### Problem description:
The listing below must be repeated word for word, with its images excluded.

### Records provided:
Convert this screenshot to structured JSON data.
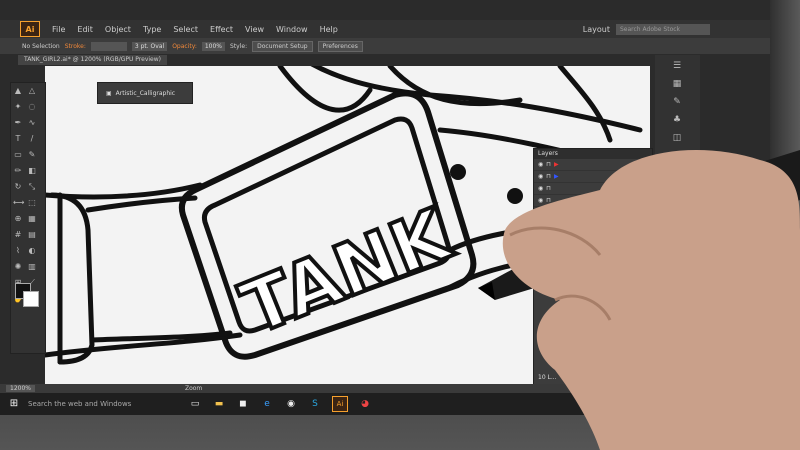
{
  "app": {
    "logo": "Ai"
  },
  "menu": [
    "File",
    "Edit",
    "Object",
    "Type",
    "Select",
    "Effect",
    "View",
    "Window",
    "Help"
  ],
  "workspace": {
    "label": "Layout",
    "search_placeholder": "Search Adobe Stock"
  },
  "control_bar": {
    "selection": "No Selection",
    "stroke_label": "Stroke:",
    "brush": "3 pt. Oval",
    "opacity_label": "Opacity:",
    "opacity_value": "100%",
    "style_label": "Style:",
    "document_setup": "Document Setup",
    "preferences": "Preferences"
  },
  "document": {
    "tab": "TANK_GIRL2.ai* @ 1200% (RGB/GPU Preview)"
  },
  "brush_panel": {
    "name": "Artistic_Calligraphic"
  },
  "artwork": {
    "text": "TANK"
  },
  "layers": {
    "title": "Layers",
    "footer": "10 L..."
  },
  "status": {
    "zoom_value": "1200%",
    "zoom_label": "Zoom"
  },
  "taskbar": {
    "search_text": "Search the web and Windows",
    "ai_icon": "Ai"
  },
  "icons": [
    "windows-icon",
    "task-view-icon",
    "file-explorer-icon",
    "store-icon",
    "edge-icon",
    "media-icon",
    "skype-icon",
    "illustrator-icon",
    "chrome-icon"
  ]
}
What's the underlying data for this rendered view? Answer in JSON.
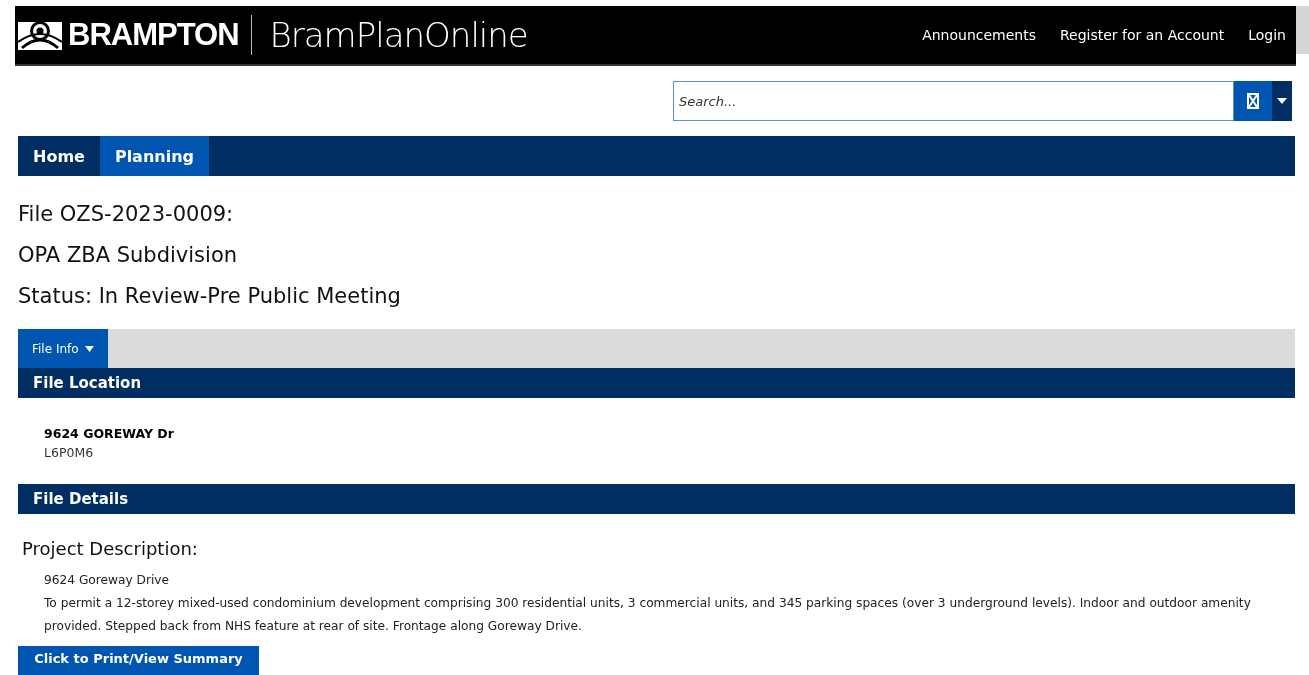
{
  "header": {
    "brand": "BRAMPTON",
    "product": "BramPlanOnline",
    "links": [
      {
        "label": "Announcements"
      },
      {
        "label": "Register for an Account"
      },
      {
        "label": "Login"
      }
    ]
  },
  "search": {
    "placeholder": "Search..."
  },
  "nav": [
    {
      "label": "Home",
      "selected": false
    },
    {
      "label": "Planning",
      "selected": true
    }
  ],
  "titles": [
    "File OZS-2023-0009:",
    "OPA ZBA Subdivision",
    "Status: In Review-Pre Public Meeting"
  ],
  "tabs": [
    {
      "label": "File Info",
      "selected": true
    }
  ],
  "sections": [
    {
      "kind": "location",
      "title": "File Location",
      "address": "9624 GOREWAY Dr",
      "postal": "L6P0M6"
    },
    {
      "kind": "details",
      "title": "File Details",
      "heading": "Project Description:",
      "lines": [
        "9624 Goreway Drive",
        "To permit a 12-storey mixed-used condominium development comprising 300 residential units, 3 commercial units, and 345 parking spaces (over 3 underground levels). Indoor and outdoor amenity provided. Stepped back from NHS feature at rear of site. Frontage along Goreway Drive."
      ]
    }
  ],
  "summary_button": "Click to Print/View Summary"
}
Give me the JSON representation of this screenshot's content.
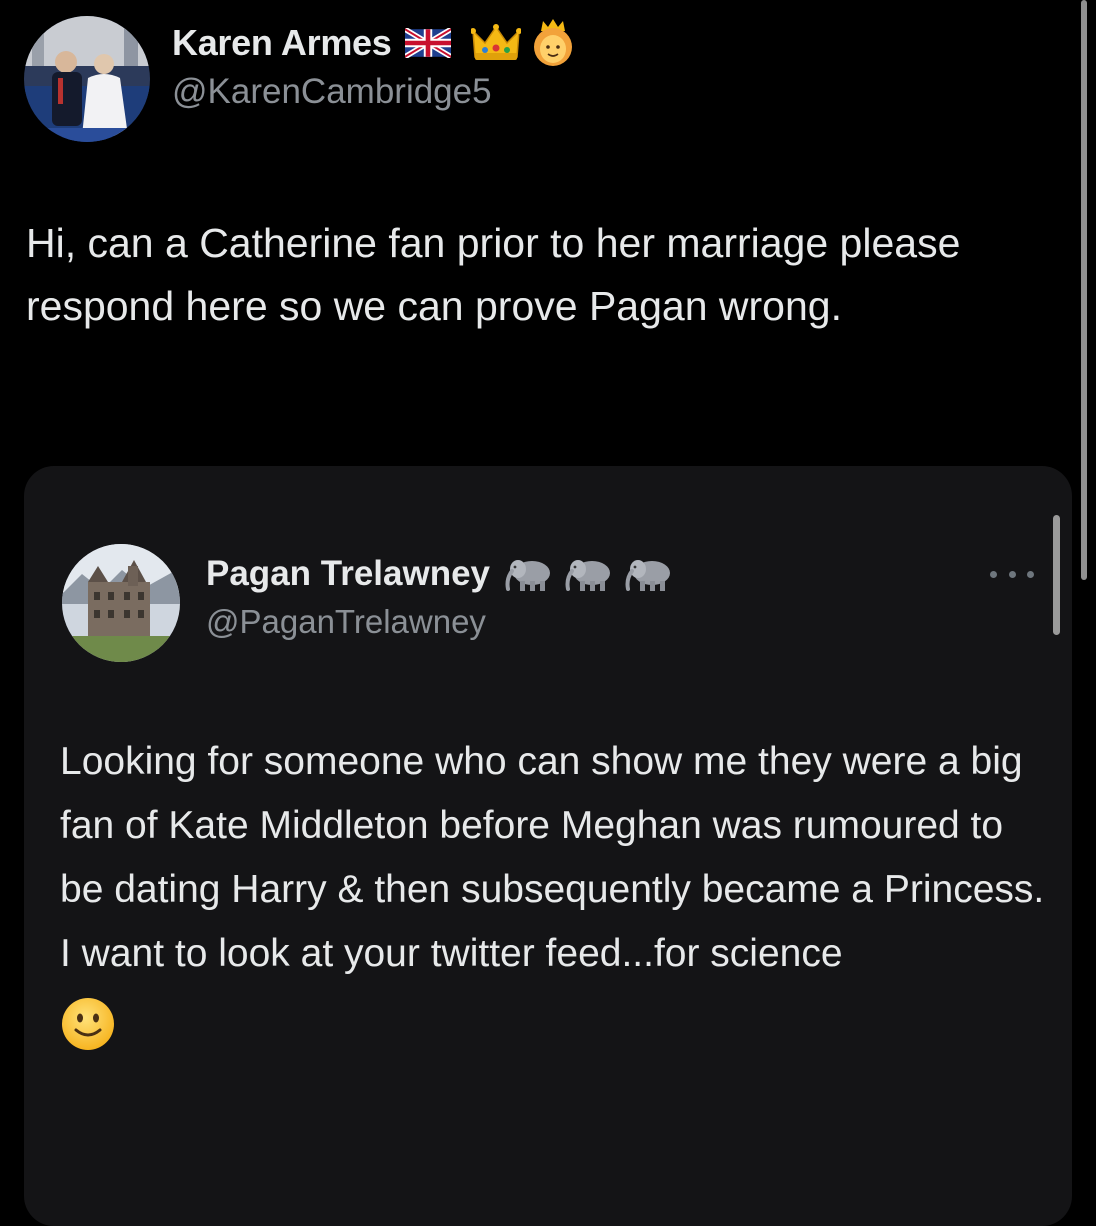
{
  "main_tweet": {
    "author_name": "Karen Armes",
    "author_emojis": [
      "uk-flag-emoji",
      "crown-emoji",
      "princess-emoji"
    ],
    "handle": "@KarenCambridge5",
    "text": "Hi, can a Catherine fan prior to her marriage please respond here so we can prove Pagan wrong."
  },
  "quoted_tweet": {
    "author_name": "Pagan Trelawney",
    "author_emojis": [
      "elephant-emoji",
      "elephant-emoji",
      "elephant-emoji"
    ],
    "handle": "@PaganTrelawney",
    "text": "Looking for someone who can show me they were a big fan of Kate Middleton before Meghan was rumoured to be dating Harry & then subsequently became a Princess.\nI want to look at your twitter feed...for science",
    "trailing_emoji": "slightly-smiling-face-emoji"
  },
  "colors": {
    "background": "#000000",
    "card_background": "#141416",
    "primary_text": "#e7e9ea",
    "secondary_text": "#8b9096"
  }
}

### Solved exercise:
Convert this screenshot to structured JSON data.
{
  "app": {
    "logo": "Ai"
  },
  "menu": [
    "File",
    "Edit",
    "Object",
    "Type",
    "Select",
    "Effect",
    "View",
    "Window",
    "Help"
  ],
  "workspace": {
    "label": "Layout",
    "search_placeholder": "Search Adobe Stock"
  },
  "control_bar": {
    "selection": "No Selection",
    "stroke_label": "Stroke:",
    "brush": "3 pt. Oval",
    "opacity_label": "Opacity:",
    "opacity_value": "100%",
    "style_label": "Style:",
    "document_setup": "Document Setup",
    "preferences": "Preferences"
  },
  "document": {
    "tab": "TANK_GIRL2.ai* @ 1200% (RGB/GPU Preview)"
  },
  "brush_panel": {
    "name": "Artistic_Calligraphic"
  },
  "artwork": {
    "text": "TANK"
  },
  "layers": {
    "title": "Layers",
    "footer": "10 L..."
  },
  "status": {
    "zoom_value": "1200%",
    "zoom_label": "Zoom"
  },
  "taskbar": {
    "search_text": "Search the web and Windows",
    "ai_icon": "Ai"
  },
  "icons": [
    "windows-icon",
    "task-view-icon",
    "file-explorer-icon",
    "store-icon",
    "edge-icon",
    "media-icon",
    "skype-icon",
    "illustrator-icon",
    "chrome-icon"
  ]
}
What's the underlying data for this rendered view? Answer in JSON.
{
  "header": {
    "brand": "BRAMPTON",
    "product": "BramPlanOnline",
    "links": [
      {
        "label": "Announcements"
      },
      {
        "label": "Register for an Account"
      },
      {
        "label": "Login"
      }
    ]
  },
  "search": {
    "placeholder": "Search..."
  },
  "nav": [
    {
      "label": "Home",
      "selected": false
    },
    {
      "label": "Planning",
      "selected": true
    }
  ],
  "titles": [
    "File OZS-2023-0009:",
    "OPA ZBA Subdivision",
    "Status: In Review-Pre Public Meeting"
  ],
  "tabs": [
    {
      "label": "File Info",
      "selected": true
    }
  ],
  "sections": [
    {
      "kind": "location",
      "title": "File Location",
      "address": "9624 GOREWAY Dr",
      "postal": "L6P0M6"
    },
    {
      "kind": "details",
      "title": "File Details",
      "heading": "Project Description:",
      "lines": [
        "9624 Goreway Drive",
        "To permit a 12-storey mixed-used condominium development comprising 300 residential units, 3 commercial units, and 345 parking spaces (over 3 underground levels). Indoor and outdoor amenity provided. Stepped back from NHS feature at rear of site. Frontage along Goreway Drive."
      ]
    }
  ],
  "summary_button": "Click to Print/View Summary"
}
Give me the JSON representation of this screenshot's content.
{
  "main_tweet": {
    "author_name": "Karen Armes",
    "author_emojis": [
      "uk-flag-emoji",
      "crown-emoji",
      "princess-emoji"
    ],
    "handle": "@KarenCambridge5",
    "text": "Hi, can a Catherine fan prior to her marriage please respond here so we can prove Pagan wrong."
  },
  "quoted_tweet": {
    "author_name": "Pagan Trelawney",
    "author_emojis": [
      "elephant-emoji",
      "elephant-emoji",
      "elephant-emoji"
    ],
    "handle": "@PaganTrelawney",
    "text": "Looking for someone who can show me they were a big fan of Kate Middleton before Meghan was rumoured to be dating Harry & then subsequently became a Princess.\nI want to look at your twitter feed...for science",
    "trailing_emoji": "slightly-smiling-face-emoji"
  },
  "colors": {
    "background": "#000000",
    "card_background": "#141416",
    "primary_text": "#e7e9ea",
    "secondary_text": "#8b9096"
  }
}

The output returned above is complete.